**To do**
Check each line of the entries below for the word "effect", and copy the lines that have it.

**Material provided**

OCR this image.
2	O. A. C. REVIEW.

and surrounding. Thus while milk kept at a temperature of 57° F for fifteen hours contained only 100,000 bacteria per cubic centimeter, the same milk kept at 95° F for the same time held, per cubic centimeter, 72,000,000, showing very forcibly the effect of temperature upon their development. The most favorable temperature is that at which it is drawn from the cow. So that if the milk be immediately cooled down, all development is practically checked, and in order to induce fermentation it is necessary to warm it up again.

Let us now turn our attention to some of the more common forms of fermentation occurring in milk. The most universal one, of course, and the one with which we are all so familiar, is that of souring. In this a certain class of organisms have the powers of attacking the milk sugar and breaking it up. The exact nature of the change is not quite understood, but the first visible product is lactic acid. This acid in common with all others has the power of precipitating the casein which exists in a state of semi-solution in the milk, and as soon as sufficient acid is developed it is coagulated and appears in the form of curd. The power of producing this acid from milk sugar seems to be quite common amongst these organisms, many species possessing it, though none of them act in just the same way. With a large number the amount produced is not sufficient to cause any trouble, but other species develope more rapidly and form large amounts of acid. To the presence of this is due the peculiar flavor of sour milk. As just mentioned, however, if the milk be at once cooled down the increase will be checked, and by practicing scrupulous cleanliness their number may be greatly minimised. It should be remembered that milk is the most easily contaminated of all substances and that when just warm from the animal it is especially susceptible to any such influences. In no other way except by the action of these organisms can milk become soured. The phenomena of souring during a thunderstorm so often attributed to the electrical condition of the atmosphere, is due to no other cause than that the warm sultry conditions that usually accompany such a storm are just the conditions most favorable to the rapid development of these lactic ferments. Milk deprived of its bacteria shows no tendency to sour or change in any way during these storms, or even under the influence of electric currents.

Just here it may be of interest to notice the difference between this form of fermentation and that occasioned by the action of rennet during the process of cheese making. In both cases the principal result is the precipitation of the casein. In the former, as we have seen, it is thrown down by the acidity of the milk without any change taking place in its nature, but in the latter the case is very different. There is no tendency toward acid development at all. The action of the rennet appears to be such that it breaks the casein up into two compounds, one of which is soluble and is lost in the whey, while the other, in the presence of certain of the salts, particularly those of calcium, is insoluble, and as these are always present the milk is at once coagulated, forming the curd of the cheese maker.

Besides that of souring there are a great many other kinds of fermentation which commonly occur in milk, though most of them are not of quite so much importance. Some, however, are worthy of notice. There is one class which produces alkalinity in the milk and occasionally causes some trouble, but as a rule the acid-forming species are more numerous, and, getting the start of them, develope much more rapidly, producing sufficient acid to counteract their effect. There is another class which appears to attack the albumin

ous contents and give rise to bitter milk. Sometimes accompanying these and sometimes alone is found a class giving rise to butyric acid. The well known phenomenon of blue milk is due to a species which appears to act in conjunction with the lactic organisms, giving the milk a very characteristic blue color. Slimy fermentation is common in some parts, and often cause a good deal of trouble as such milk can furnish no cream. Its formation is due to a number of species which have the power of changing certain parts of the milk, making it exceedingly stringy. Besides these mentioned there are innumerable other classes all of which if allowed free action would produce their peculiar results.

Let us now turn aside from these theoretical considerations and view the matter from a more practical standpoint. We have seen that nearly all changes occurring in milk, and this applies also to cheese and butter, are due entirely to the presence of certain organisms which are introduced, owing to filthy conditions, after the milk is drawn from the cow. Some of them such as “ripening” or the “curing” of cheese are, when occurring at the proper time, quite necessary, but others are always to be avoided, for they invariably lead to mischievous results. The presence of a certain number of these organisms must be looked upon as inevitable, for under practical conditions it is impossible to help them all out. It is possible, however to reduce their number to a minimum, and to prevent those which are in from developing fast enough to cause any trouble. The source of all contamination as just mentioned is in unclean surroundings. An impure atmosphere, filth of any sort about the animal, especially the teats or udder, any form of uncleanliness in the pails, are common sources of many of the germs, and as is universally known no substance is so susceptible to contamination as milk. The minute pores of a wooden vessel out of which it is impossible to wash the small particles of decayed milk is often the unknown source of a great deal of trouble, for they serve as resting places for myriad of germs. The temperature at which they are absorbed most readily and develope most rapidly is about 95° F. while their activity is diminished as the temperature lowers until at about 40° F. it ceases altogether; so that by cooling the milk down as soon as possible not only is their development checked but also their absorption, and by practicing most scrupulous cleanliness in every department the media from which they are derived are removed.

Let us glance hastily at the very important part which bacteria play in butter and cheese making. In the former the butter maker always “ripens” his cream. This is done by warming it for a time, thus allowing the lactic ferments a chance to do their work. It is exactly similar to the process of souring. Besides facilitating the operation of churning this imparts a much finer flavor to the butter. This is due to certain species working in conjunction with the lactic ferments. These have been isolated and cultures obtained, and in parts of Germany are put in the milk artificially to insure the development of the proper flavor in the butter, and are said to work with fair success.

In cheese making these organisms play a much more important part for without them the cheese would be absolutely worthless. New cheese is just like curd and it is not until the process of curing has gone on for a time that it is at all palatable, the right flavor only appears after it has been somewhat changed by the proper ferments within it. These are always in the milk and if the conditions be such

**Finished exercise**
and surrounding. Thus while milk kept at a temperature of 57° F for fifteen hours contained only 100,000 bacteria per cubic centimeter, the same milk kept at 95° F for the same time held, per cubic centimeter, 72,000,000, showing very forcibly the effect of temperature upon their development. The most favorable temperature is that at which it is drawn from the cow. So that if the milk be immediately cooled down, all development is practically checked, and in order to induce fermentation it is necessary to warm it up again.
Besides that of souring there are a great many other kinds of fermentation which commonly occur in milk, though most of them are not of quite so much importance. Some, however, are worthy of notice. There is one class which produces alkalinity in the milk and occasionally causes some trouble, but as a rule the acid-forming species are more numerous, and, getting the start of them, develope much more rapidly, producing sufficient acid to counteract their effect. There is another class which appears to attack the albumin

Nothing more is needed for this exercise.